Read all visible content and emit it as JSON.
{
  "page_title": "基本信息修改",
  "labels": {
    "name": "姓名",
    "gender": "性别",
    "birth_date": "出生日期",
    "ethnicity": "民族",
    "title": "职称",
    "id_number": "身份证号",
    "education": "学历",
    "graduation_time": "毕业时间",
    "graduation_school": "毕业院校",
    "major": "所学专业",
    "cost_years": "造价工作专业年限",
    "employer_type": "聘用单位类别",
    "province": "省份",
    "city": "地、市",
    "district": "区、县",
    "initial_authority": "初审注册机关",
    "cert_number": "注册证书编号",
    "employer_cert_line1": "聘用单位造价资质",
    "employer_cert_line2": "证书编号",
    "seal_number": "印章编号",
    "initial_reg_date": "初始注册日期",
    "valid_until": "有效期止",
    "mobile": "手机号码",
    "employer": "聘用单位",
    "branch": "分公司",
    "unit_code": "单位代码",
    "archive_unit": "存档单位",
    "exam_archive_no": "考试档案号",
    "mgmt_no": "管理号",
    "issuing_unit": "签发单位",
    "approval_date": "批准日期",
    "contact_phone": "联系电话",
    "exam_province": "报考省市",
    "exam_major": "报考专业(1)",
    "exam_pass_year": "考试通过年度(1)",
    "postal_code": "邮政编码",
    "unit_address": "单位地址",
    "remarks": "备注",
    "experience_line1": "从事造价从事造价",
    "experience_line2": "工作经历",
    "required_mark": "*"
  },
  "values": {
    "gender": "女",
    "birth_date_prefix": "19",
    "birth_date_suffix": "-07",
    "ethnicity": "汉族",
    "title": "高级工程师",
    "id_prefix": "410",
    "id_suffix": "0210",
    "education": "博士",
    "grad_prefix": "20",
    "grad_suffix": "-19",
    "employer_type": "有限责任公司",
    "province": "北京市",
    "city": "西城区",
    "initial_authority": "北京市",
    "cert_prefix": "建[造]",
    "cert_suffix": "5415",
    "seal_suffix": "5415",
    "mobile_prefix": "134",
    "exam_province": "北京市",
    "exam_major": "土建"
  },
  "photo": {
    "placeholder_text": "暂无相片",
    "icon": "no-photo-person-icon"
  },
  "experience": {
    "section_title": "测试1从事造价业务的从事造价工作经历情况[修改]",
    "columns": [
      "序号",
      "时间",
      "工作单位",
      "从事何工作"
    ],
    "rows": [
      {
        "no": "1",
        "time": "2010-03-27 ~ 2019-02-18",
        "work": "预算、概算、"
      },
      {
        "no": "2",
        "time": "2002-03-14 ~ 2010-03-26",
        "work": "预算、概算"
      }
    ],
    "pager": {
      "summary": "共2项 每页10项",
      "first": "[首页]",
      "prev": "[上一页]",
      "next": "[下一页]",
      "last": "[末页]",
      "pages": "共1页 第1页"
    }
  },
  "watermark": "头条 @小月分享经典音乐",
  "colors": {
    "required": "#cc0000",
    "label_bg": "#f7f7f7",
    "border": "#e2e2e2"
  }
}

==*==

> **TASK STATEMENT**:
Give the entries again in full, exactly as they are written.

> **REPLY**:
Read all visible content and emit it as JSON.
{
  "page_title": "基本信息修改",
  "labels": {
    "name": "姓名",
    "gender": "性别",
    "birth_date": "出生日期",
    "ethnicity": "民族",
    "title": "职称",
    "id_number": "身份证号",
    "education": "学历",
    "graduation_time": "毕业时间",
    "graduation_school": "毕业院校",
    "major": "所学专业",
    "cost_years": "造价工作专业年限",
    "employer_type": "聘用单位类别",
    "province": "省份",
    "city": "地、市",
    "district": "区、县",
    "initial_authority": "初审注册机关",
    "cert_number": "注册证书编号",
    "employer_cert_line1": "聘用单位造价资质",
    "employer_cert_line2": "证书编号",
    "seal_number": "印章编号",
    "initial_reg_date": "初始注册日期",
    "valid_until": "有效期止",
    "mobile": "手机号码",
    "employer": "聘用单位",
    "branch": "分公司",
    "unit_code": "单位代码",
    "archive_unit": "存档单位",
    "exam_archive_no": "考试档案号",
    "mgmt_no": "管理号",
    "issuing_unit": "签发单位",
    "approval_date": "批准日期",
    "contact_phone": "联系电话",
    "exam_province": "报考省市",
    "exam_major": "报考专业(1)",
    "exam_pass_year": "考试通过年度(1)",
    "postal_code": "邮政编码",
    "unit_address": "单位地址",
    "remarks": "备注",
    "experience_line1": "从事造价从事造价",
    "experience_line2": "工作经历",
    "required_mark": "*"
  },
  "values": {
    "gender": "女",
    "birth_date_prefix": "19",
    "birth_date_suffix": "-07",
    "ethnicity": "汉族",
    "title": "高级工程师",
    "id_prefix": "410",
    "id_suffix": "0210",
    "education": "博士",
    "grad_prefix": "20",
    "grad_suffix": "-19",
    "employer_type": "有限责任公司",
    "province": "北京市",
    "city": "西城区",
    "initial_authority": "北京市",
    "cert_prefix": "建[造]",
    "cert_suffix": "5415",
    "seal_suffix": "5415",
    "mobile_prefix": "134",
    "exam_province": "北京市",
    "exam_major": "土建"
  },
  "photo": {
    "placeholder_text": "暂无相片",
    "icon": "no-photo-person-icon"
  },
  "experience": {
    "section_title": "测试1从事造价业务的从事造价工作经历情况[修改]",
    "columns": [
      "序号",
      "时间",
      "工作单位",
      "从事何工作"
    ],
    "rows": [
      {
        "no": "1",
        "time": "2010-03-27 ~ 2019-02-18",
        "work": "预算、概算、"
      },
      {
        "no": "2",
        "time": "2002-03-14 ~ 2010-03-26",
        "work": "预算、概算"
      }
    ],
    "pager": {
      "summary": "共2项 每页10项",
      "first": "[首页]",
      "prev": "[上一页]",
      "next": "[下一页]",
      "last": "[末页]",
      "pages": "共1页 第1页"
    }
  },
  "watermark": "头条 @小月分享经典音乐",
  "colors": {
    "required": "#cc0000",
    "label_bg": "#f7f7f7",
    "border": "#e2e2e2"
  }
}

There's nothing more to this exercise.